Task description
Please reproduce every one of the records below word for word, leaving out the pictures.

The records
================
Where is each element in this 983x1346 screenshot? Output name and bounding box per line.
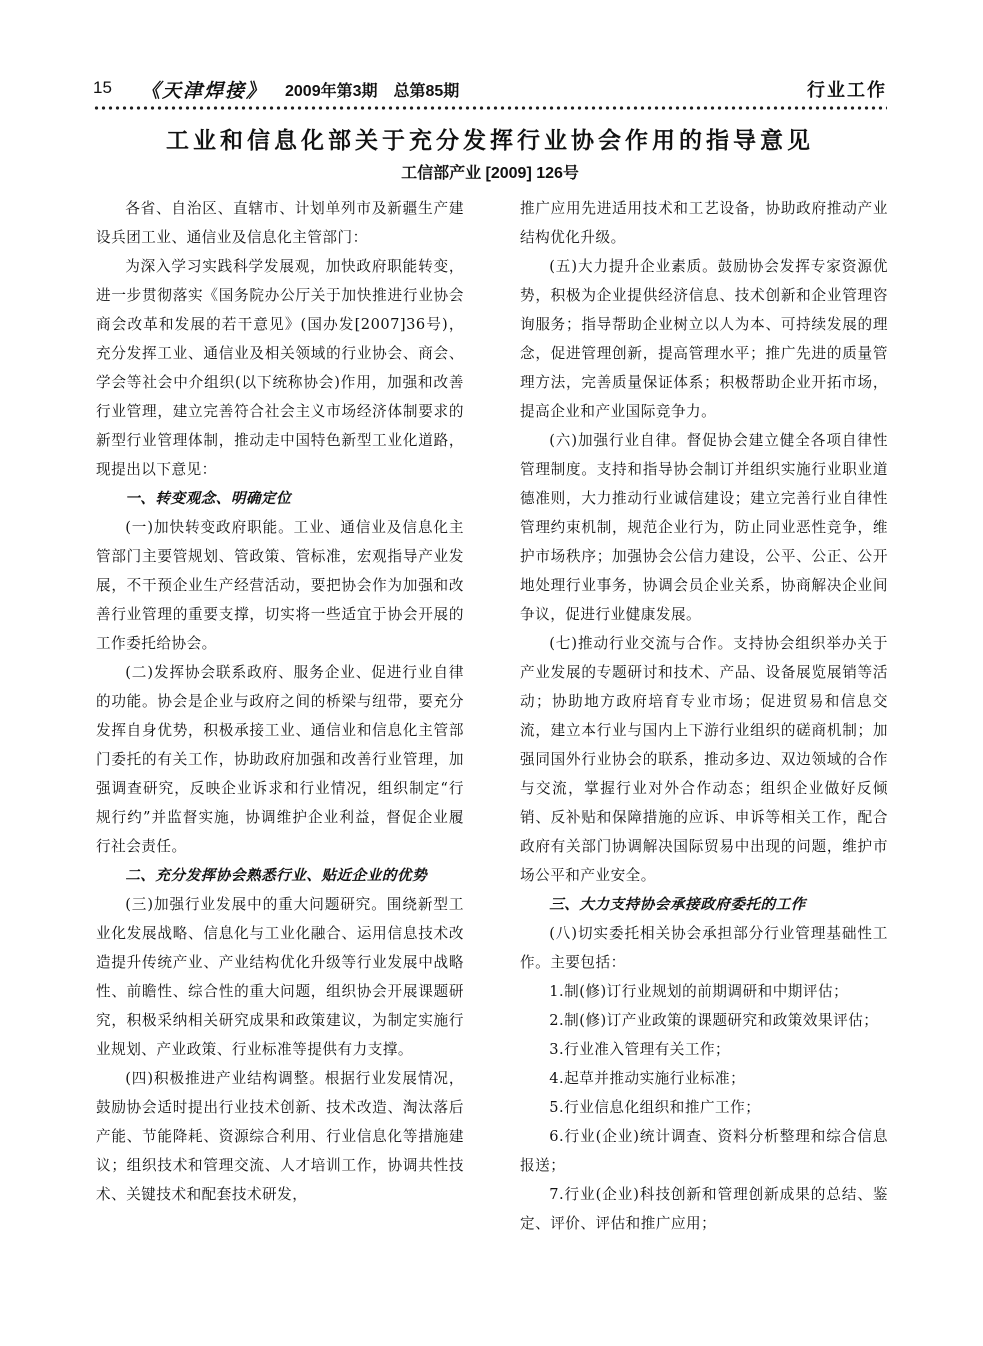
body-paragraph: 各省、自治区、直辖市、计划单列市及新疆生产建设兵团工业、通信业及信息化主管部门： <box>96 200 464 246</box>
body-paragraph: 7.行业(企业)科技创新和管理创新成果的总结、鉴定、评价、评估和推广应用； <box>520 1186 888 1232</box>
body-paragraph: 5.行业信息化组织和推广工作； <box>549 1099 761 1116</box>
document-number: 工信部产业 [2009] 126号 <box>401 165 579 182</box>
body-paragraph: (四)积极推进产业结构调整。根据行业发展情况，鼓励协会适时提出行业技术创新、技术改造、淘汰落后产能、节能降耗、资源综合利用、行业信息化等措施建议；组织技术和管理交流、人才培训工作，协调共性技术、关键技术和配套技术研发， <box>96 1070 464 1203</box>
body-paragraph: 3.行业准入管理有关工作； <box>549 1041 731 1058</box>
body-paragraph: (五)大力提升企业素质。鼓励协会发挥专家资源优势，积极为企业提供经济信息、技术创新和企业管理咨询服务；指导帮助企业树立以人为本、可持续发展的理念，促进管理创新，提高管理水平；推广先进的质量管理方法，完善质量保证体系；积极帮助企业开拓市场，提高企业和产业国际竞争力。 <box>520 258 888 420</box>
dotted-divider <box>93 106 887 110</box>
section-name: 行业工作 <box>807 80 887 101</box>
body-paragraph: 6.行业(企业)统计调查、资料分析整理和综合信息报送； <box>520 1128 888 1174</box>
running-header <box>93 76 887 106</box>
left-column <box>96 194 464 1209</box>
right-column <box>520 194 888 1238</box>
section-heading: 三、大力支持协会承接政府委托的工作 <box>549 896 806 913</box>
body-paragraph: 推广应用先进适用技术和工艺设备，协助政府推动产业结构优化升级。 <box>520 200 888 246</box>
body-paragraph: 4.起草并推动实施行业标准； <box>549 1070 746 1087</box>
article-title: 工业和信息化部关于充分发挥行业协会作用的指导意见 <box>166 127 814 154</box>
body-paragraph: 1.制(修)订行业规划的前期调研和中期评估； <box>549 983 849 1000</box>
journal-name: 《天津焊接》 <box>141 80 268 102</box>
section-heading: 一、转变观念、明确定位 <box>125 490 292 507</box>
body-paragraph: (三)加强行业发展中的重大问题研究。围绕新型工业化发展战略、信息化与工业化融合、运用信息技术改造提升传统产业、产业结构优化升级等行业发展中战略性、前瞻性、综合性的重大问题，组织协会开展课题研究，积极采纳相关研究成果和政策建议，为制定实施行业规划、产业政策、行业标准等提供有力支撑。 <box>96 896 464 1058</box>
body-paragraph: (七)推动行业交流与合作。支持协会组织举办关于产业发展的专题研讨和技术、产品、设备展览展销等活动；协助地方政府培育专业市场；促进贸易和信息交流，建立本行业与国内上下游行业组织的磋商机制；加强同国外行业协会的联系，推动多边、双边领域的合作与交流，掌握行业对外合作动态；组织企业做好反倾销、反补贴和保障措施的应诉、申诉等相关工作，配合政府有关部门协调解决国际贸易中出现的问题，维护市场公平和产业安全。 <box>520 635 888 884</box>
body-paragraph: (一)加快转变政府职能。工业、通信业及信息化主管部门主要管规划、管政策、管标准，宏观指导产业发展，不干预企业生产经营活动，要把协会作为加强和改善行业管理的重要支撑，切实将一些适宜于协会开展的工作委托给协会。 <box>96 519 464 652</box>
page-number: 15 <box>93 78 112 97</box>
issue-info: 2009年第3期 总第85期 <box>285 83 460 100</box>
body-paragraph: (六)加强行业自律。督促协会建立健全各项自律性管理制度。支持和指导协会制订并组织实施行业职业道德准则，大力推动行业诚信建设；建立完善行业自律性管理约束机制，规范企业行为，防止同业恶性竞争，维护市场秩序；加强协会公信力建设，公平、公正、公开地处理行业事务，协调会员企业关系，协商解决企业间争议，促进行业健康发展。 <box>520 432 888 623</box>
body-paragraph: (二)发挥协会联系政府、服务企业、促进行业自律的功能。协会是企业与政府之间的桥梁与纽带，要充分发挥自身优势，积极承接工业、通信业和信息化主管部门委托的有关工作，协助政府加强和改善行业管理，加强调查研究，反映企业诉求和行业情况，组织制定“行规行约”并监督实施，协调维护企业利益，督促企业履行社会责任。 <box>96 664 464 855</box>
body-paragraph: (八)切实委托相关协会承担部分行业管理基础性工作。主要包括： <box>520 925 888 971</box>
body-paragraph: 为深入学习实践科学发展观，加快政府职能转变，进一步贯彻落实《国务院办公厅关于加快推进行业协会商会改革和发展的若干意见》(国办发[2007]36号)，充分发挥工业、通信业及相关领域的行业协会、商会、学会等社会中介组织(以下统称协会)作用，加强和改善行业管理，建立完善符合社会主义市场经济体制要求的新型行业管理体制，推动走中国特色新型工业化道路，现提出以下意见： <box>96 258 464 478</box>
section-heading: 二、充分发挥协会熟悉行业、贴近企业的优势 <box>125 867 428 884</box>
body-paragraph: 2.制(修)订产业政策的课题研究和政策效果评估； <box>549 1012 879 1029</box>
================
Exercise response
Where is each element in this 983x1346 screenshot? Output name and bounding box per line.
body-paragraph: 各省、自治区、直辖市、计划单列市及新疆生产建设兵团工业、通信业及信息化主管部门： <box>96 200 464 246</box>
body-paragraph: 7.行业(企业)科技创新和管理创新成果的总结、鉴定、评价、评估和推广应用； <box>520 1186 888 1232</box>
body-paragraph: 5.行业信息化组织和推广工作； <box>549 1099 761 1116</box>
document-number: 工信部产业 [2009] 126号 <box>401 165 579 182</box>
body-paragraph: (四)积极推进产业结构调整。根据行业发展情况，鼓励协会适时提出行业技术创新、技术改造、淘汰落后产能、节能降耗、资源综合利用、行业信息化等措施建议；组织技术和管理交流、人才培训工作，协调共性技术、关键技术和配套技术研发， <box>96 1070 464 1203</box>
body-paragraph: 3.行业准入管理有关工作； <box>549 1041 731 1058</box>
body-paragraph: (五)大力提升企业素质。鼓励协会发挥专家资源优势，积极为企业提供经济信息、技术创新和企业管理咨询服务；指导帮助企业树立以人为本、可持续发展的理念，促进管理创新，提高管理水平；推广先进的质量管理方法，完善质量保证体系；积极帮助企业开拓市场，提高企业和产业国际竞争力。 <box>520 258 888 420</box>
dotted-divider <box>93 106 887 110</box>
section-name: 行业工作 <box>807 80 887 101</box>
body-paragraph: 6.行业(企业)统计调查、资料分析整理和综合信息报送； <box>520 1128 888 1174</box>
running-header <box>93 76 887 106</box>
left-column <box>96 194 464 1209</box>
right-column <box>520 194 888 1238</box>
section-heading: 三、大力支持协会承接政府委托的工作 <box>549 896 806 913</box>
body-paragraph: 推广应用先进适用技术和工艺设备，协助政府推动产业结构优化升级。 <box>520 200 888 246</box>
body-paragraph: 4.起草并推动实施行业标准； <box>549 1070 746 1087</box>
article-title: 工业和信息化部关于充分发挥行业协会作用的指导意见 <box>166 127 814 154</box>
body-paragraph: 1.制(修)订行业规划的前期调研和中期评估； <box>549 983 849 1000</box>
journal-name: 《天津焊接》 <box>141 80 268 102</box>
section-heading: 一、转变观念、明确定位 <box>125 490 292 507</box>
body-paragraph: (三)加强行业发展中的重大问题研究。围绕新型工业化发展战略、信息化与工业化融合、运用信息技术改造提升传统产业、产业结构优化升级等行业发展中战略性、前瞻性、综合性的重大问题，组织协会开展课题研究，积极采纳相关研究成果和政策建议，为制定实施行业规划、产业政策、行业标准等提供有力支撑。 <box>96 896 464 1058</box>
body-paragraph: (七)推动行业交流与合作。支持协会组织举办关于产业发展的专题研讨和技术、产品、设备展览展销等活动；协助地方政府培育专业市场；促进贸易和信息交流，建立本行业与国内上下游行业组织的磋商机制；加强同国外行业协会的联系，推动多边、双边领域的合作与交流，掌握行业对外合作动态；组织企业做好反倾销、反补贴和保障措施的应诉、申诉等相关工作，配合政府有关部门协调解决国际贸易中出现的问题，维护市场公平和产业安全。 <box>520 635 888 884</box>
body-paragraph: (一)加快转变政府职能。工业、通信业及信息化主管部门主要管规划、管政策、管标准，宏观指导产业发展，不干预企业生产经营活动，要把协会作为加强和改善行业管理的重要支撑，切实将一些适宜于协会开展的工作委托给协会。 <box>96 519 464 652</box>
page-number: 15 <box>93 78 112 97</box>
issue-info: 2009年第3期 总第85期 <box>285 83 460 100</box>
body-paragraph: (六)加强行业自律。督促协会建立健全各项自律性管理制度。支持和指导协会制订并组织实施行业职业道德准则，大力推动行业诚信建设；建立完善行业自律性管理约束机制，规范企业行为，防止同业恶性竞争，维护市场秩序；加强协会公信力建设，公平、公正、公开地处理行业事务，协调会员企业关系，协商解决企业间争议，促进行业健康发展。 <box>520 432 888 623</box>
body-paragraph: (二)发挥协会联系政府、服务企业、促进行业自律的功能。协会是企业与政府之间的桥梁与纽带，要充分发挥自身优势，积极承接工业、通信业和信息化主管部门委托的有关工作，协助政府加强和改善行业管理，加强调查研究，反映企业诉求和行业情况，组织制定“行规行约”并监督实施，协调维护企业利益，督促企业履行社会责任。 <box>96 664 464 855</box>
body-paragraph: (八)切实委托相关协会承担部分行业管理基础性工作。主要包括： <box>520 925 888 971</box>
body-paragraph: 为深入学习实践科学发展观，加快政府职能转变，进一步贯彻落实《国务院办公厅关于加快推进行业协会商会改革和发展的若干意见》(国办发[2007]36号)，充分发挥工业、通信业及相关领域的行业协会、商会、学会等社会中介组织(以下统称协会)作用，加强和改善行业管理，建立完善符合社会主义市场经济体制要求的新型行业管理体制，推动走中国特色新型工业化道路，现提出以下意见： <box>96 258 464 478</box>
section-heading: 二、充分发挥协会熟悉行业、贴近企业的优势 <box>125 867 428 884</box>
body-paragraph: 2.制(修)订产业政策的课题研究和政策效果评估； <box>549 1012 879 1029</box>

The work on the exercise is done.